Work required - Exactly reproduce each line of the listing that follows.

:::

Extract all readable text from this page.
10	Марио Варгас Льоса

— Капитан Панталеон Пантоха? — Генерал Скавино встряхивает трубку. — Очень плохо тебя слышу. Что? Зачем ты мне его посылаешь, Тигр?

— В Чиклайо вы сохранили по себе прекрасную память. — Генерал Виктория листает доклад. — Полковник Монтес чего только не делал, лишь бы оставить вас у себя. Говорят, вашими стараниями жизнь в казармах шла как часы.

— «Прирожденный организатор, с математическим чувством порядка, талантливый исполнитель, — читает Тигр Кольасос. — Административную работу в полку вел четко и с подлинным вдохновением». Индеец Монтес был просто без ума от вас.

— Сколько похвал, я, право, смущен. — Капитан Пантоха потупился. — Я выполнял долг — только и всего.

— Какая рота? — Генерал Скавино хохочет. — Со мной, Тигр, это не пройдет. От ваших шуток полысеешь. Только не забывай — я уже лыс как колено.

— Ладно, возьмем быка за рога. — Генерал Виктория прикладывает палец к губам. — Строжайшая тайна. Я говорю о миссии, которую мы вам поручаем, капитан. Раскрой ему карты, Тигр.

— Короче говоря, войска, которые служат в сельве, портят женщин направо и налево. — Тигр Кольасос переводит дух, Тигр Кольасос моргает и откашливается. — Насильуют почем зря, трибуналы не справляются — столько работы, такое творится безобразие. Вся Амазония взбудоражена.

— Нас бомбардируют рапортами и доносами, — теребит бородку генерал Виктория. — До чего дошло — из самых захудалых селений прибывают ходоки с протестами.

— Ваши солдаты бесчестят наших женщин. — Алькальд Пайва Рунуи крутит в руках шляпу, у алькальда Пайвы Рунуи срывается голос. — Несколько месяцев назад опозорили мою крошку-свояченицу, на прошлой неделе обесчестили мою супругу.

:::

Written solution -
Extract all readable text from this page.
10	Марио Варгас Льоса

— Капитан Панталеон Пантоха? — Генерал Скавино встряхивает трубку. — Очень плохо тебя слышу. Что? Зачем ты мне его посылаешь, Тигр?

— В Чиклайо вы сохранили по себе прекрасную память. — Генерал Виктория листает доклад. — Полковник Монтес чего только не делал, лишь бы оставить вас у себя. Говорят, вашими стараниями жизнь в казармах шла как часы.

— «Прирожденный организатор, с математическим чувством порядка, талантливый исполнитель, — читает Тигр Кольасос. — Административную работу в полку вел четко и с подлинным вдохновением». Индеец Монтес был просто без ума от вас.

— Сколько похвал, я, право, смущен. — Капитан Пантоха потупился. — Я выполнял долг — только и всего.

— Какая рота? — Генерал Скавино хохочет. — Со мной, Тигр, это не пройдет. От ваших шуток полысеешь. Только не забывай — я уже лыс как колено.

— Ладно, возьмем быка за рога. — Генерал Виктория прикладывает палец к губам. — Строжайшая тайна. Я говорю о миссии, которую мы вам поручаем, капитан. Раскрой ему карты, Тигр.

— Короче говоря, войска, которые служат в сельве, портят женщин направо и налево. — Тигр Кольасос переводит дух, Тигр Кольасос моргает и откашливается. — Насильуют почем зря, трибуналы не справляются — столько работы, такое творится безобразие. Вся Амазония взбудоражена.

— Нас бомбардируют рапортами и доносами, — теребит бородку генерал Виктория. — До чего дошло — из самых захудалых селений прибывают ходоки с протестами.

— Ваши солдаты бесчестят наших женщин. — Алькальд Пайва Рунуи крутит в руках шляпу, у алькальда Пайвы Рунуи срывается голос. — Несколько месяцев назад опозорили мою крошку-свояченицу, на прошлой неделе обесчестили мою супругу.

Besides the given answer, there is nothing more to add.